◆ **DATA FOR THE TASK**:
——

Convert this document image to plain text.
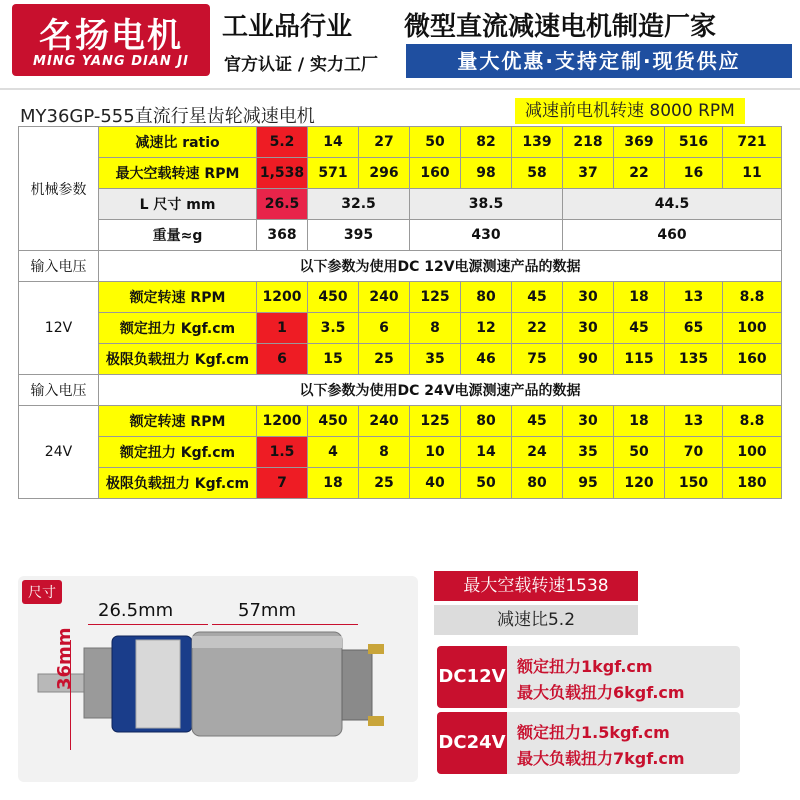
名扬电机
MING YANG DIAN JI
工业品行业
官方认证 / 实力工厂
微型直流减速电机制造厂家
量大优惠·支持定制·现货供应
MY36GP-555直流行星齿轮减速电机	减速前电机转速 8000 RPM
机械参数	减速比 ratio	5.2	14	27	50	82	139	218	369	516	721
	最大空载转速 RPM	1,538	571	296	160	98	58	37	22	16	11
	L 尺寸 mm	26.5	32.5		38.5			44.5			
	重量≈g	368	395		430			460			
输入电压	以下参数为使用DC 12V电源测速产品的数据										
12V	额定转速 RPM	1200	450	240	125	80	45	30	18	13	8.8
	额定扭力 Kgf.cm	1	3.5	6	8	12	22	30	45	65	100
	极限负载扭力 Kgf.cm	6	15	25	35	46	75	90	115	135	160
输入电压	以下参数为使用DC 24V电源测速产品的数据										
24V	额定转速 RPM	1200	450	240	125	80	45	30	18	13	8.8
	额定扭力 Kgf.cm	1.5	4	8	10	14	24	35	50	70	100
	极限负载扭力 Kgf.cm	7	18	25	40	50	80	95	120	150	180
尺寸
26.5mm	57mm
36mm
最大空载转速1538
减速比5.2
DC12V 额定扭力1kgf.cm
最大负载扭力6kgf.cm
DC24V 额定扭力1.5kgf.cm
最大负载扭力7kgf.cm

——

Write out the whole listing exactly, and drop the pictures.

Convert this document image to plain text.
名扬电机
MING YANG DIAN JI
工业品行业
官方认证 / 实力工厂
微型直流减速电机制造厂家
量大优惠·支持定制·现货供应
MY36GP-555直流行星齿轮减速电机	减速前电机转速 8000 RPM
机械参数	减速比 ratio	5.2	14	27	50	82	139	218	369	516	721
	最大空载转速 RPM	1,538	571	296	160	98	58	37	22	16	11
	L 尺寸 mm	26.5	32.5		38.5			44.5			
	重量≈g	368	395		430			460			
输入电压	以下参数为使用DC 12V电源测速产品的数据										
12V	额定转速 RPM	1200	450	240	125	80	45	30	18	13	8.8
	额定扭力 Kgf.cm	1	3.5	6	8	12	22	30	45	65	100
	极限负载扭力 Kgf.cm	6	15	25	35	46	75	90	115	135	160
输入电压	以下参数为使用DC 24V电源测速产品的数据										
24V	额定转速 RPM	1200	450	240	125	80	45	30	18	13	8.8
	额定扭力 Kgf.cm	1.5	4	8	10	14	24	35	50	70	100
	极限负载扭力 Kgf.cm	7	18	25	40	50	80	95	120	150	180
尺寸
26.5mm	57mm
36mm
最大空载转速1538
减速比5.2
DC12V 额定扭力1kgf.cm
最大负载扭力6kgf.cm
DC24V 额定扭力1.5kgf.cm
最大负载扭力7kgf.cm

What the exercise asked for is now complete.